**REQUIREMENTS:** Please echo the entries from the line with "Enumerate the UI" up to and including the line with "x-tick-label: COPD (825, 592, 858, 672)", reproducing each line as it appears and leaving the pictures out of your answer.

**DATA FOR THIS EXERCISE:**
⟨
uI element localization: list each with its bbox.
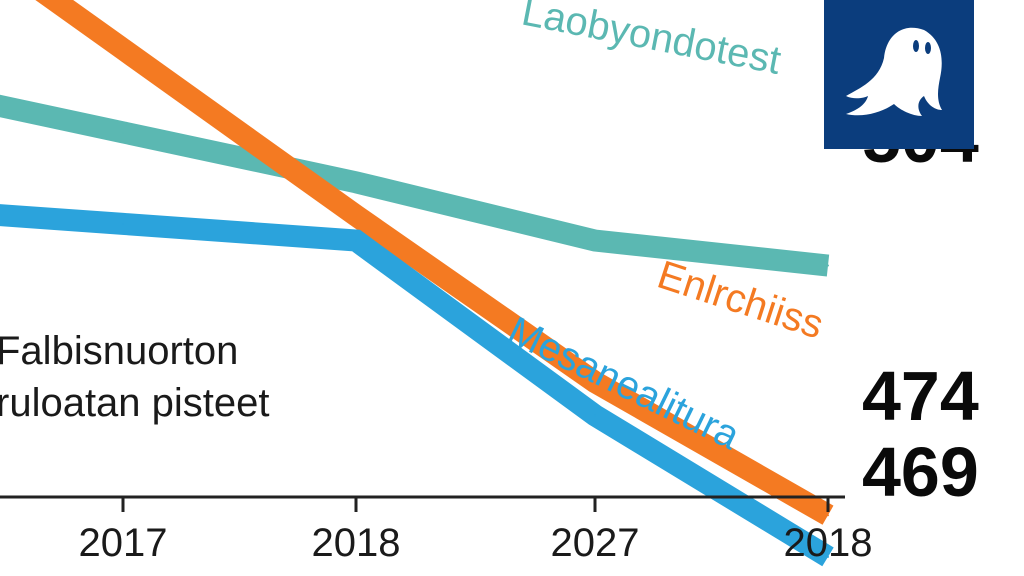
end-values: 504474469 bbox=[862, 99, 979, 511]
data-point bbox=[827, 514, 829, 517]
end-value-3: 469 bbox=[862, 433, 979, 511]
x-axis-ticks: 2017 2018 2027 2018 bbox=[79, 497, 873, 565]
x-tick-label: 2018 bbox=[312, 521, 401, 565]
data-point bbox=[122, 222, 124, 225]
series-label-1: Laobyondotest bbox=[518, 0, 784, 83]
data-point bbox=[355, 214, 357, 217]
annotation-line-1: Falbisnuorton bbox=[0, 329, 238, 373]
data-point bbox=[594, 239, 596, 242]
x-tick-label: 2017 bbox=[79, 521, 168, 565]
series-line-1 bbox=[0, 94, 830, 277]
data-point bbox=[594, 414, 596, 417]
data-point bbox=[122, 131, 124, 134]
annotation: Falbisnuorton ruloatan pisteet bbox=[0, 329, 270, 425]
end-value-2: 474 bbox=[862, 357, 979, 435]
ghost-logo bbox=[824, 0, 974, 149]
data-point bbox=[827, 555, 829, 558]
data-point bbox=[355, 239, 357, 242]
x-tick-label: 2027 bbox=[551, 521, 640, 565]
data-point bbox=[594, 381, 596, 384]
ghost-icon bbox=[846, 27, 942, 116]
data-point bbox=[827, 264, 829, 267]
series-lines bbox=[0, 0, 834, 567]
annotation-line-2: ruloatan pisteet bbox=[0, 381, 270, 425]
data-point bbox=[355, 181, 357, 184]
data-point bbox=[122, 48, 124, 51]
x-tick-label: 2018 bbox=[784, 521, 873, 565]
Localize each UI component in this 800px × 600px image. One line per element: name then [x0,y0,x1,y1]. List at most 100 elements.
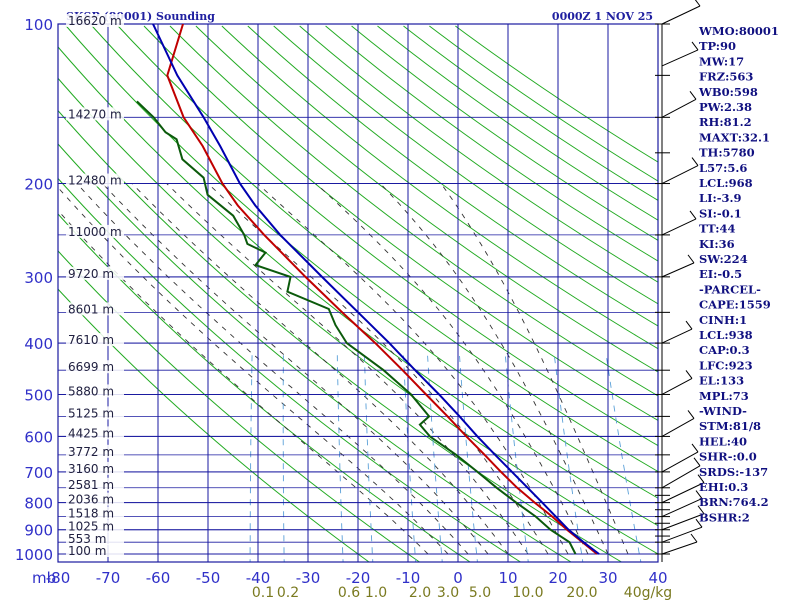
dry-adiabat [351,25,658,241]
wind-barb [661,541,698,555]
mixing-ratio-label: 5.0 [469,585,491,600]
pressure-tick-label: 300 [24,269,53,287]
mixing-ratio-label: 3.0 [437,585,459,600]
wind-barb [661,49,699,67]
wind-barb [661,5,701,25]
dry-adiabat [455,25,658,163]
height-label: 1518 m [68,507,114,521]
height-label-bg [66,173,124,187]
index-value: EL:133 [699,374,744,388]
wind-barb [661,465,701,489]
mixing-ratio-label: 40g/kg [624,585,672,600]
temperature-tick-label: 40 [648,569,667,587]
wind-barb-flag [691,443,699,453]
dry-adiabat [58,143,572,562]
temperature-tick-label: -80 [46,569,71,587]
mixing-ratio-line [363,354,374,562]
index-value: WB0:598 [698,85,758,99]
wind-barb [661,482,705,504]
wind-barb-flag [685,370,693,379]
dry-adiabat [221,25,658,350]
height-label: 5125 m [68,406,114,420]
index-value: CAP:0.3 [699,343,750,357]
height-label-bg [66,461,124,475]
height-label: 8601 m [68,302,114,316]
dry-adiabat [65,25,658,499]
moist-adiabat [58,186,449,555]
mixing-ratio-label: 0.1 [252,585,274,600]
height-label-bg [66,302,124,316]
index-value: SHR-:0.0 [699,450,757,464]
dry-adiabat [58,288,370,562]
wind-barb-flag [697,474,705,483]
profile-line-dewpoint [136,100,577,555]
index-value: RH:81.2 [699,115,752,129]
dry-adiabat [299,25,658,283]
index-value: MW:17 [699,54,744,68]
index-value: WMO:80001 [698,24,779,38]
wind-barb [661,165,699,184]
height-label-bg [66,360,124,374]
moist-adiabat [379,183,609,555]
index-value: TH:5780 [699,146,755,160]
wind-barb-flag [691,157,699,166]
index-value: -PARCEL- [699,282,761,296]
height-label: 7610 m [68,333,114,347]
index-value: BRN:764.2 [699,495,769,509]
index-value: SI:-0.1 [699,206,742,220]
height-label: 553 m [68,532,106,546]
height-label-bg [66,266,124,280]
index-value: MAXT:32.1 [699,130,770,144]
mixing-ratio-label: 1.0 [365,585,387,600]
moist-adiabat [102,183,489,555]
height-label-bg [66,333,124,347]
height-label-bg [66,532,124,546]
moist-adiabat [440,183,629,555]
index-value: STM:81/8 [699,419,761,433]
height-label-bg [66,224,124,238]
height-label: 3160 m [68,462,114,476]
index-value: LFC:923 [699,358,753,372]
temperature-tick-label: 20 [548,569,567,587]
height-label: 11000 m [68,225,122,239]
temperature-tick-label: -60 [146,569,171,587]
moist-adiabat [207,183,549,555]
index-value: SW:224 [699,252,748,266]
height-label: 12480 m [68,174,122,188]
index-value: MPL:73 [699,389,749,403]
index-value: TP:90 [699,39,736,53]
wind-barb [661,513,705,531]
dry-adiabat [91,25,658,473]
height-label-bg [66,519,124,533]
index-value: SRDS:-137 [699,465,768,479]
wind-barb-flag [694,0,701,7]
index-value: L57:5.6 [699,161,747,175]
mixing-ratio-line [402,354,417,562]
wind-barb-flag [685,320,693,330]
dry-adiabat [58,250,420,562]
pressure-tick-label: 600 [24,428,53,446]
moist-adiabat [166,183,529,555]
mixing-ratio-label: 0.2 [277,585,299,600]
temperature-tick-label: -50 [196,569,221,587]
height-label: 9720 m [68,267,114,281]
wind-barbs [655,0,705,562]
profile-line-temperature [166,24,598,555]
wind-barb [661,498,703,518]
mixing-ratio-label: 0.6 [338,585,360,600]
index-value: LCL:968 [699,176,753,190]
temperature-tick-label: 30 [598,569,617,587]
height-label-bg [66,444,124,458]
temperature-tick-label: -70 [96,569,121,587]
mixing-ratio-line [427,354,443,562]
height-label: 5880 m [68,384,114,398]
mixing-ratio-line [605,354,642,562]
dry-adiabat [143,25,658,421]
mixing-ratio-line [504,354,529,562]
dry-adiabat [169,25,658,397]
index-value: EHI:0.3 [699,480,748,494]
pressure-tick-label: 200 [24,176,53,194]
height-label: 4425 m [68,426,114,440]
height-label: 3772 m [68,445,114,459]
⟩
⟨
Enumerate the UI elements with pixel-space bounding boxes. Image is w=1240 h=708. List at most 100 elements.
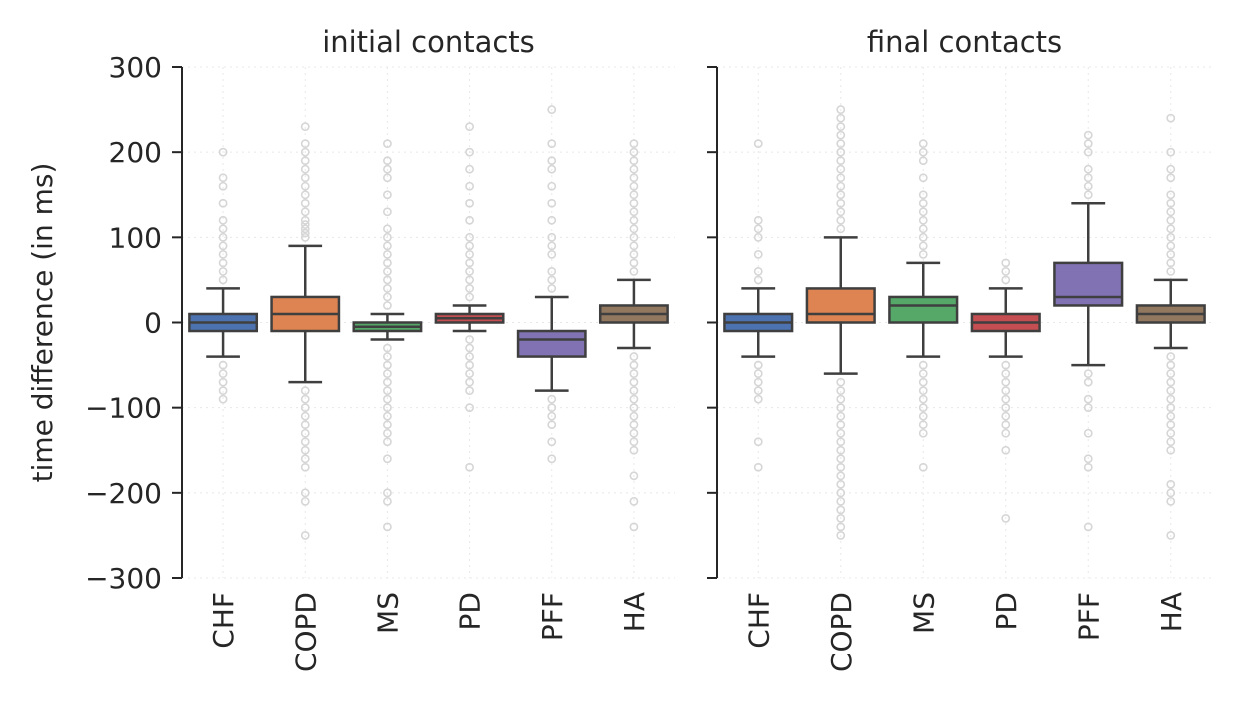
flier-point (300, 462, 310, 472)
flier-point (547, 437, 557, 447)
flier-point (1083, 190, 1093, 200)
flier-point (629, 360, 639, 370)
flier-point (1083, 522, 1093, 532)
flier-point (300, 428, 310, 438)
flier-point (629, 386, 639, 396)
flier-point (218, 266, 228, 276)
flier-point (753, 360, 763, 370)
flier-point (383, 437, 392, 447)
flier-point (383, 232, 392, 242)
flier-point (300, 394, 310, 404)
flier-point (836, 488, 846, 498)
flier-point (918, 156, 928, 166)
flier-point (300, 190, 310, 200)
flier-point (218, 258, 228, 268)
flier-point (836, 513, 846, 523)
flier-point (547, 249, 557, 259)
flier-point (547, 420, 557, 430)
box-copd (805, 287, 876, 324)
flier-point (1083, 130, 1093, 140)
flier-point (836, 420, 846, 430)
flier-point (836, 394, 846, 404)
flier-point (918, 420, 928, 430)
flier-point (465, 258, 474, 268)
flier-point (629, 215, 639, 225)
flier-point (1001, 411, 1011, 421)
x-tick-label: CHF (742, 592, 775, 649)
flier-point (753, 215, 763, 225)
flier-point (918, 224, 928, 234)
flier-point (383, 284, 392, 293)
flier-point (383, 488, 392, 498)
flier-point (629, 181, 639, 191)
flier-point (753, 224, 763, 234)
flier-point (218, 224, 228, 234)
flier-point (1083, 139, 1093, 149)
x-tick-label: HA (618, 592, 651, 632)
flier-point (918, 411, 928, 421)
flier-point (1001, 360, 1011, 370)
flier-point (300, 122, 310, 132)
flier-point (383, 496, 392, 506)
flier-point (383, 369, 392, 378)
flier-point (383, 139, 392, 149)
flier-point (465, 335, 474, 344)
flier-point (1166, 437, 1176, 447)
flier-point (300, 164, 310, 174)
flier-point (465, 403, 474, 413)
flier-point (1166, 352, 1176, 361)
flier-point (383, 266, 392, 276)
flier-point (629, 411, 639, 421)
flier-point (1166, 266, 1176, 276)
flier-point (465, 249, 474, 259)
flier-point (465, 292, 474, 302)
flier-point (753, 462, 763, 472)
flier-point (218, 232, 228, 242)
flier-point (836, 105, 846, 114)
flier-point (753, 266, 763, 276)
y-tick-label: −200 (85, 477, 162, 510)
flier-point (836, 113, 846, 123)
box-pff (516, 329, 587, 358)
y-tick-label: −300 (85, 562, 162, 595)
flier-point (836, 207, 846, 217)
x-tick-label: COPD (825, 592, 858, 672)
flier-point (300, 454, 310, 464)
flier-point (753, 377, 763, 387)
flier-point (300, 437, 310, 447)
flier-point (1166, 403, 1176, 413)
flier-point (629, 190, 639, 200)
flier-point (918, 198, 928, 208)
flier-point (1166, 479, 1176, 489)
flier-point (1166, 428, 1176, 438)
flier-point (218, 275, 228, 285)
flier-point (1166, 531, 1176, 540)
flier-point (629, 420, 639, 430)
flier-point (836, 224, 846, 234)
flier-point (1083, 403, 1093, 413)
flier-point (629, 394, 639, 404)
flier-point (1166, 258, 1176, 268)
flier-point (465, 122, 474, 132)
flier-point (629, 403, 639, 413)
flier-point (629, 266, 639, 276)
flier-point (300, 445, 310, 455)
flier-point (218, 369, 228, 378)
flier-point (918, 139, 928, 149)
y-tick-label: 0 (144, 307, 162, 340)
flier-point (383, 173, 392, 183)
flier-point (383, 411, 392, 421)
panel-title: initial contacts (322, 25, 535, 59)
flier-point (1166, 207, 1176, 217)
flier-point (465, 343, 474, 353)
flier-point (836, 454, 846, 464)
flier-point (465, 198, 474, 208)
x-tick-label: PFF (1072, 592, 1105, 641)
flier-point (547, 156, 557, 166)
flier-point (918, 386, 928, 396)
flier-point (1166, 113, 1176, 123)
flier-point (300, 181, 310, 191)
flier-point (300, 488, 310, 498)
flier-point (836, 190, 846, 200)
⟩
⟨
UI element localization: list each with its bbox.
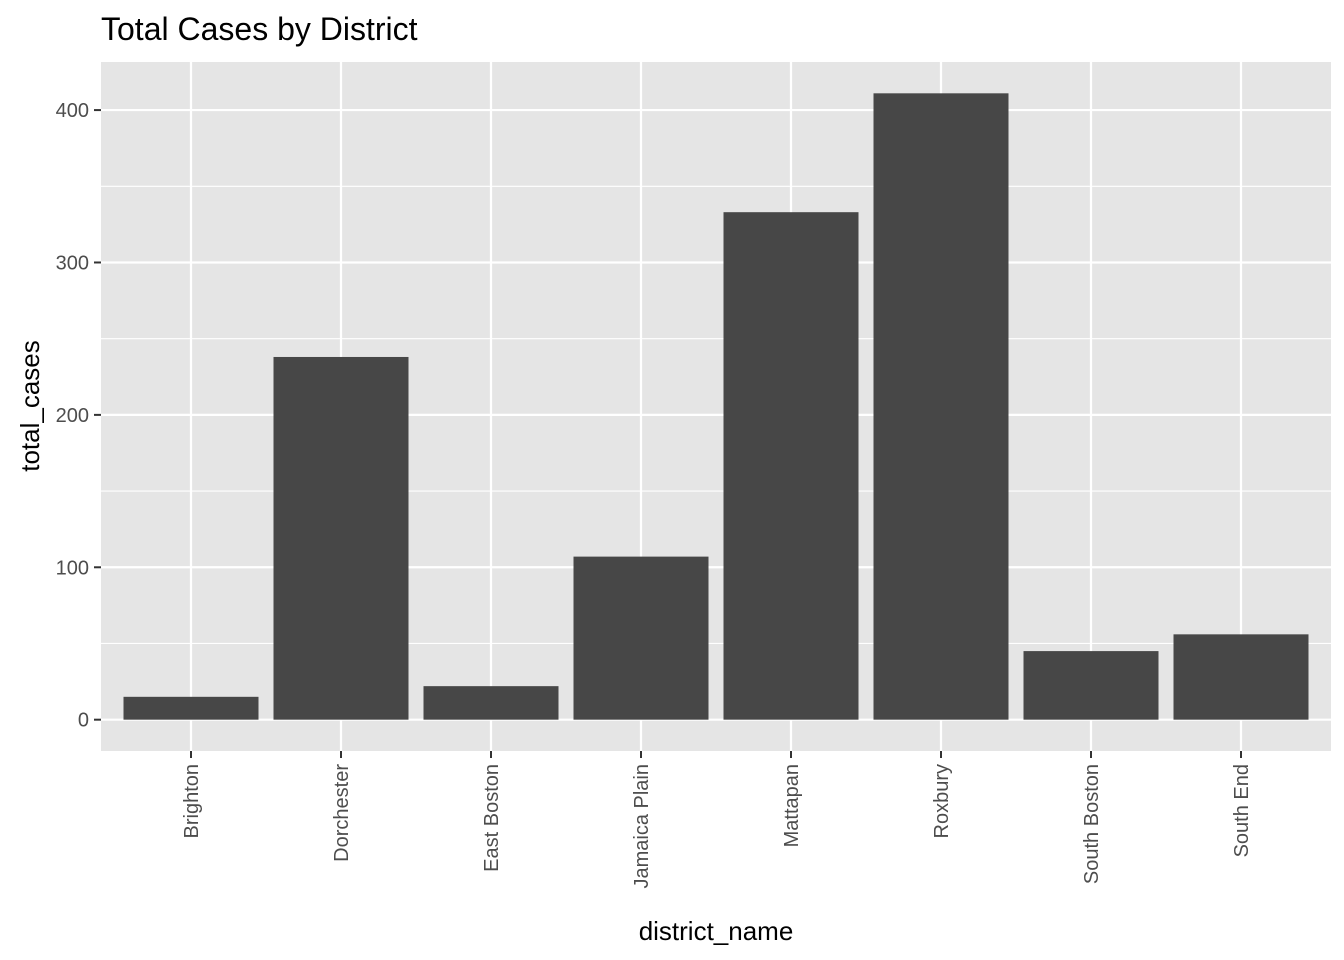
⟩
**OUTPUT FOR THIS EXERCISE:**
Enumerate the UI elements with pixel-space bounding boxes. Image is w=1240 h=708. List at most 100 elements.
flier-point (300, 462, 310, 472)
flier-point (547, 437, 557, 447)
flier-point (1083, 190, 1093, 200)
flier-point (629, 360, 639, 370)
flier-point (1083, 522, 1093, 532)
flier-point (300, 428, 310, 438)
flier-point (629, 386, 639, 396)
flier-point (218, 266, 228, 276)
flier-point (753, 360, 763, 370)
flier-point (383, 437, 392, 447)
flier-point (383, 232, 392, 242)
flier-point (300, 394, 310, 404)
flier-point (836, 488, 846, 498)
flier-point (918, 156, 928, 166)
flier-point (300, 190, 310, 200)
flier-point (218, 258, 228, 268)
flier-point (836, 513, 846, 523)
flier-point (547, 249, 557, 259)
flier-point (547, 420, 557, 430)
box-copd (805, 287, 876, 324)
flier-point (1083, 130, 1093, 140)
flier-point (836, 420, 846, 430)
flier-point (836, 394, 846, 404)
flier-point (918, 420, 928, 430)
flier-point (465, 258, 474, 268)
flier-point (629, 215, 639, 225)
flier-point (1001, 411, 1011, 421)
x-tick-label: CHF (742, 592, 775, 649)
flier-point (753, 215, 763, 225)
flier-point (918, 224, 928, 234)
flier-point (383, 284, 392, 293)
flier-point (383, 488, 392, 498)
flier-point (629, 181, 639, 191)
flier-point (753, 224, 763, 234)
flier-point (218, 224, 228, 234)
flier-point (1083, 139, 1093, 149)
x-tick-label: HA (618, 592, 651, 632)
flier-point (918, 411, 928, 421)
flier-point (1001, 360, 1011, 370)
flier-point (300, 122, 310, 132)
flier-point (383, 496, 392, 506)
flier-point (383, 369, 392, 378)
flier-point (383, 139, 392, 149)
flier-point (465, 335, 474, 344)
flier-point (1166, 437, 1176, 447)
flier-point (300, 164, 310, 174)
flier-point (465, 403, 474, 413)
flier-point (1166, 352, 1176, 361)
flier-point (383, 266, 392, 276)
flier-point (629, 411, 639, 421)
flier-point (1166, 266, 1176, 276)
flier-point (465, 249, 474, 259)
flier-point (465, 292, 474, 302)
flier-point (753, 462, 763, 472)
flier-point (218, 232, 228, 242)
flier-point (836, 105, 846, 114)
flier-point (753, 266, 763, 276)
y-tick-label: −200 (85, 477, 162, 510)
flier-point (836, 113, 846, 123)
box-pff (516, 329, 587, 358)
y-tick-label: −300 (85, 562, 162, 595)
flier-point (836, 207, 846, 217)
x-tick-label: COPD (825, 592, 858, 672)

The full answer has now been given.